──────── Data for the task

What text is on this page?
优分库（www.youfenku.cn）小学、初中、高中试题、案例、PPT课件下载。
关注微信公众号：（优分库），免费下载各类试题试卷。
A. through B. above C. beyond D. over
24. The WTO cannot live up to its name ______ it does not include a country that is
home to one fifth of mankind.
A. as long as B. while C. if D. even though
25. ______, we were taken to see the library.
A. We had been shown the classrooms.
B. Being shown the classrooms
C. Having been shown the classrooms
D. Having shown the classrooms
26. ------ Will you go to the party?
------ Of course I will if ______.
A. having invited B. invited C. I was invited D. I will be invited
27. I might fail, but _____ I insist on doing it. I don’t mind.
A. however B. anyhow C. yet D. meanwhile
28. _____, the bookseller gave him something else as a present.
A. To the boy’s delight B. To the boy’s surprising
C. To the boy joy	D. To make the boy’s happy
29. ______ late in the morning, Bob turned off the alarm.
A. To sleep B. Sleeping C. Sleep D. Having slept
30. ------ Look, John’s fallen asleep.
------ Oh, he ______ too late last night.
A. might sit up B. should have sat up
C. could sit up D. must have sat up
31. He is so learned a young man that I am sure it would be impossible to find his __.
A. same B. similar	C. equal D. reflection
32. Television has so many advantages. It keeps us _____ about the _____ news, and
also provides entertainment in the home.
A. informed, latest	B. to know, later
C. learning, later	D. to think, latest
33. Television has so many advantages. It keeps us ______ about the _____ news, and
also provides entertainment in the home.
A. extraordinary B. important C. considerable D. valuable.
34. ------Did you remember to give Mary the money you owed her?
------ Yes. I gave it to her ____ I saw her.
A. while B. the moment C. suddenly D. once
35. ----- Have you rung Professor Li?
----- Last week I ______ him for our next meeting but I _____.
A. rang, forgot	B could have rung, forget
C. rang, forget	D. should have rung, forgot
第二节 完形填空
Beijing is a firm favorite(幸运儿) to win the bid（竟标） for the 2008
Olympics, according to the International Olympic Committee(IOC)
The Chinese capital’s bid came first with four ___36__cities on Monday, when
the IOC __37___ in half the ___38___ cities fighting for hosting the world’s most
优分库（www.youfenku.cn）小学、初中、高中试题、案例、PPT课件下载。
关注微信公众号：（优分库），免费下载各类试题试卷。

────────────────

Repeat the records above in full, character for character.

» Task response
What text is on this page?
优分库（www.youfenku.cn）小学、初中、高中试题、案例、PPT课件下载。
关注微信公众号：（优分库），免费下载各类试题试卷。
A. through B. above C. beyond D. over
24. The WTO cannot live up to its name ______ it does not include a country that is
home to one fifth of mankind.
A. as long as B. while C. if D. even though
25. ______, we were taken to see the library.
A. We had been shown the classrooms.
B. Being shown the classrooms
C. Having been shown the classrooms
D. Having shown the classrooms
26. ------ Will you go to the party?
------ Of course I will if ______.
A. having invited B. invited C. I was invited D. I will be invited
27. I might fail, but _____ I insist on doing it. I don’t mind.
A. however B. anyhow C. yet D. meanwhile
28. _____, the bookseller gave him something else as a present.
A. To the boy’s delight B. To the boy’s surprising
C. To the boy joy	D. To make the boy’s happy
29. ______ late in the morning, Bob turned off the alarm.
A. To sleep B. Sleeping C. Sleep D. Having slept
30. ------ Look, John’s fallen asleep.
------ Oh, he ______ too late last night.
A. might sit up B. should have sat up
C. could sit up D. must have sat up
31. He is so learned a young man that I am sure it would be impossible to find his __.
A. same B. similar	C. equal D. reflection
32. Television has so many advantages. It keeps us _____ about the _____ news, and
also provides entertainment in the home.
A. informed, latest	B. to know, later
C. learning, later	D. to think, latest
33. Television has so many advantages. It keeps us ______ about the _____ news, and
also provides entertainment in the home.
A. extraordinary B. important C. considerable D. valuable.
34. ------Did you remember to give Mary the money you owed her?
------ Yes. I gave it to her ____ I saw her.
A. while B. the moment C. suddenly D. once
35. ----- Have you rung Professor Li?
----- Last week I ______ him for our next meeting but I _____.
A. rang, forgot	B could have rung, forget
C. rang, forget	D. should have rung, forgot
第二节 完形填空
Beijing is a firm favorite(幸运儿) to win the bid（竟标） for the 2008
Olympics, according to the International Olympic Committee(IOC)
The Chinese capital’s bid came first with four ___36__cities on Monday, when
the IOC __37___ in half the ___38___ cities fighting for hosting the world’s most
优分库（www.youfenku.cn）小学、初中、高中试题、案例、PPT课件下载。
关注微信公众号：（优分库），免费下载各类试题试卷。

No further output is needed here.